> **Problem requirements**:
Rewrite the rows below, replacing every instance of "Circle shape" with "Round shape" and leaving everything else unchanged.

> **Recorded information**:

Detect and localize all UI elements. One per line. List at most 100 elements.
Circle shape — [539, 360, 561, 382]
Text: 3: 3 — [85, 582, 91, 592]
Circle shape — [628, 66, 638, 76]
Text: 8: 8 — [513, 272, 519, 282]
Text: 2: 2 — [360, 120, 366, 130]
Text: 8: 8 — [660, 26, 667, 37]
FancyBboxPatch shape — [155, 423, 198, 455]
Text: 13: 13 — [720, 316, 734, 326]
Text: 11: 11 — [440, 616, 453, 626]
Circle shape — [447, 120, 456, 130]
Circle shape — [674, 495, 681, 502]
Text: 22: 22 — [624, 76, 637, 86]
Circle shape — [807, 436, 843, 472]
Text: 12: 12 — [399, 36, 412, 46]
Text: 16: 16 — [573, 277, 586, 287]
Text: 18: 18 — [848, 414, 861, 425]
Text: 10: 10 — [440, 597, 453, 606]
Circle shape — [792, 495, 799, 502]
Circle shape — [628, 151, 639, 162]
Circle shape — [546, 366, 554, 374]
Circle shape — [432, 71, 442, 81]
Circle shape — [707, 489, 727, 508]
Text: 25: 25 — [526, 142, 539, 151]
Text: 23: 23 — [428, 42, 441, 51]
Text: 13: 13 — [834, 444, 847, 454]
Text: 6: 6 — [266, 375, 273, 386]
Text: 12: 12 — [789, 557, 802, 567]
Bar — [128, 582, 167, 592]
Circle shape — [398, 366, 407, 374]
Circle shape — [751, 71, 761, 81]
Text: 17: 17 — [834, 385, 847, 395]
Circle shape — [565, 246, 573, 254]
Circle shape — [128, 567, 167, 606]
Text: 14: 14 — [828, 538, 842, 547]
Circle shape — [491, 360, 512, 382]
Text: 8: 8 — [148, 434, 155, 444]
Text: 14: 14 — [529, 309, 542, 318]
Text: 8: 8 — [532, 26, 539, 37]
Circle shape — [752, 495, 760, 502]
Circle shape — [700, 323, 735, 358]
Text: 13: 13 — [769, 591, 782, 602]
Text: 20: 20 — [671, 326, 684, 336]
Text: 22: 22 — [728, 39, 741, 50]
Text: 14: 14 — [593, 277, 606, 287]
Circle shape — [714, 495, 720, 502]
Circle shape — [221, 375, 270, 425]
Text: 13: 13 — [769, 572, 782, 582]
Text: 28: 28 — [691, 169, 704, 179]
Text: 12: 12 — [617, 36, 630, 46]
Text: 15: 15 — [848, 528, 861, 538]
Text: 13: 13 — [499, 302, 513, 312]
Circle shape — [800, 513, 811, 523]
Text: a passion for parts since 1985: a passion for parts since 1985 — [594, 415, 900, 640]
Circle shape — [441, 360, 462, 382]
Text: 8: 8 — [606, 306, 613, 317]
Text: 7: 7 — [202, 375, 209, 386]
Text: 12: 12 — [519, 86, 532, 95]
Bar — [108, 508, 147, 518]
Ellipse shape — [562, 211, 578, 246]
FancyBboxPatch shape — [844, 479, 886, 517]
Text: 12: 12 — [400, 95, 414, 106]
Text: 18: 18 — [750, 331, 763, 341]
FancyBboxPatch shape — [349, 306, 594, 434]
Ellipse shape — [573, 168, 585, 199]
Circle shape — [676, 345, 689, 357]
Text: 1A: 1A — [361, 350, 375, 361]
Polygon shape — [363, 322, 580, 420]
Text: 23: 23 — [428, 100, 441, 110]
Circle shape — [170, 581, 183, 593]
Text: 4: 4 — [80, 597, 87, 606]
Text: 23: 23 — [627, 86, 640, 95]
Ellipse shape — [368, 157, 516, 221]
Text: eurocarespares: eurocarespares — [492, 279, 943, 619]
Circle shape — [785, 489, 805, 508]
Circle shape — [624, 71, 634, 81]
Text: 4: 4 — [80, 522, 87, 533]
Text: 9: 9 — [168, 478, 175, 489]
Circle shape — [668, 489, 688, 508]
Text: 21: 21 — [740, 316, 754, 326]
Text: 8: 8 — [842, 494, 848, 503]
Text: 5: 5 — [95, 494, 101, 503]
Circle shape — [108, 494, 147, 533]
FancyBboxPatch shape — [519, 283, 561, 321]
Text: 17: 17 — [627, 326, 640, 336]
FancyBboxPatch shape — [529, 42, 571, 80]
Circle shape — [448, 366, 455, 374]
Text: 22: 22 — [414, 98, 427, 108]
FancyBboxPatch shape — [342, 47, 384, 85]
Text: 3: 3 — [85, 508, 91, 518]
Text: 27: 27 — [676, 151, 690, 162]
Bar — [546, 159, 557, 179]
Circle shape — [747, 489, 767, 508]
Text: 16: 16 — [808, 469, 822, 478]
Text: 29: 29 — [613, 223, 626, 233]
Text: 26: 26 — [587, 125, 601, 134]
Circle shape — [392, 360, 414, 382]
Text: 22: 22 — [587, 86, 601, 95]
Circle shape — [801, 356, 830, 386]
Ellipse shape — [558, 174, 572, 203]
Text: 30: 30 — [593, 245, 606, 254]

> **Result**:
Detect and localize all UI elements. One per line. List at most 100 elements.
Round shape — [539, 360, 561, 382]
Text: 3: 3 — [85, 582, 91, 592]
Round shape — [628, 66, 638, 76]
Text: 8: 8 — [513, 272, 519, 282]
Text: 2: 2 — [360, 120, 366, 130]
Text: 8: 8 — [660, 26, 667, 37]
FancyBboxPatch shape — [155, 423, 198, 455]
Text: 13: 13 — [720, 316, 734, 326]
Text: 11: 11 — [440, 616, 453, 626]
Round shape — [447, 120, 456, 130]
Round shape — [674, 495, 681, 502]
Text: 22: 22 — [624, 76, 637, 86]
Round shape — [807, 436, 843, 472]
Text: 12: 12 — [399, 36, 412, 46]
Text: 16: 16 — [573, 277, 586, 287]
Text: 18: 18 — [848, 414, 861, 425]
Text: 10: 10 — [440, 597, 453, 606]
Round shape — [792, 495, 799, 502]
Round shape — [628, 151, 639, 162]
Round shape — [546, 366, 554, 374]
Round shape — [432, 71, 442, 81]
Round shape — [707, 489, 727, 508]
Text: 25: 25 — [526, 142, 539, 151]
Text: 23: 23 — [428, 42, 441, 51]
Text: 13: 13 — [834, 444, 847, 454]
Text: 6: 6 — [266, 375, 273, 386]
Text: 12: 12 — [789, 557, 802, 567]
Bar — [128, 582, 167, 592]
Round shape — [398, 366, 407, 374]
Round shape — [751, 71, 761, 81]
Text: 17: 17 — [834, 385, 847, 395]
Round shape — [565, 246, 573, 254]
Round shape — [128, 567, 167, 606]
Text: 14: 14 — [828, 538, 842, 547]
Round shape — [491, 360, 512, 382]
Text: 8: 8 — [148, 434, 155, 444]
Text: 14: 14 — [529, 309, 542, 318]
Text: 8: 8 — [532, 26, 539, 37]
Round shape — [752, 495, 760, 502]
Round shape — [700, 323, 735, 358]
Text: 13: 13 — [769, 591, 782, 602]
Text: 20: 20 — [671, 326, 684, 336]
Text: 22: 22 — [728, 39, 741, 50]
Text: 14: 14 — [593, 277, 606, 287]
Round shape — [714, 495, 720, 502]
Round shape — [221, 375, 270, 425]
Text: 13: 13 — [769, 572, 782, 582]
Text: 28: 28 — [691, 169, 704, 179]
Text: 12: 12 — [617, 36, 630, 46]
Text: 15: 15 — [848, 528, 861, 538]
Text: 13: 13 — [499, 302, 513, 312]
Round shape — [800, 513, 811, 523]
Text: a passion for parts since 1985: a passion for parts since 1985 — [594, 415, 900, 640]
Round shape — [441, 360, 462, 382]
Text: 8: 8 — [606, 306, 613, 317]
Text: 7: 7 — [202, 375, 209, 386]
Text: 12: 12 — [519, 86, 532, 95]
Bar — [108, 508, 147, 518]
Ellipse shape — [562, 211, 578, 246]
FancyBboxPatch shape — [844, 479, 886, 517]
Text: 12: 12 — [400, 95, 414, 106]
Text: 18: 18 — [750, 331, 763, 341]
FancyBboxPatch shape — [349, 306, 594, 434]
Ellipse shape — [573, 168, 585, 199]
Round shape — [676, 345, 689, 357]
Text: 1A: 1A — [361, 350, 375, 361]
Polygon shape — [363, 322, 580, 420]
Text: 23: 23 — [428, 100, 441, 110]
Round shape — [170, 581, 183, 593]
Text: 4: 4 — [80, 597, 87, 606]
Text: 23: 23 — [627, 86, 640, 95]
Ellipse shape — [368, 157, 516, 221]
Text: eurocarespares: eurocarespares — [492, 279, 943, 619]
Round shape — [785, 489, 805, 508]
Round shape — [624, 71, 634, 81]
Text: 4: 4 — [80, 522, 87, 533]
Text: 9: 9 — [168, 478, 175, 489]
Round shape — [668, 489, 688, 508]
Text: 21: 21 — [740, 316, 754, 326]
Text: 8: 8 — [842, 494, 848, 503]
Text: 5: 5 — [95, 494, 101, 503]
Round shape — [108, 494, 147, 533]
FancyBboxPatch shape — [519, 283, 561, 321]
Text: 17: 17 — [627, 326, 640, 336]
FancyBboxPatch shape — [529, 42, 571, 80]
Round shape — [448, 366, 455, 374]
Text: 22: 22 — [414, 98, 427, 108]
FancyBboxPatch shape — [342, 47, 384, 85]
Text: 3: 3 — [85, 508, 91, 518]
Text: 27: 27 — [676, 151, 690, 162]
Bar — [546, 159, 557, 179]
Round shape — [747, 489, 767, 508]
Text: 16: 16 — [808, 469, 822, 478]
Text: 29: 29 — [613, 223, 626, 233]
Text: 26: 26 — [587, 125, 601, 134]
Round shape — [392, 360, 414, 382]
Text: 22: 22 — [587, 86, 601, 95]
Round shape — [801, 356, 830, 386]
Ellipse shape — [558, 174, 572, 203]
Text: 30: 30 — [593, 245, 606, 254]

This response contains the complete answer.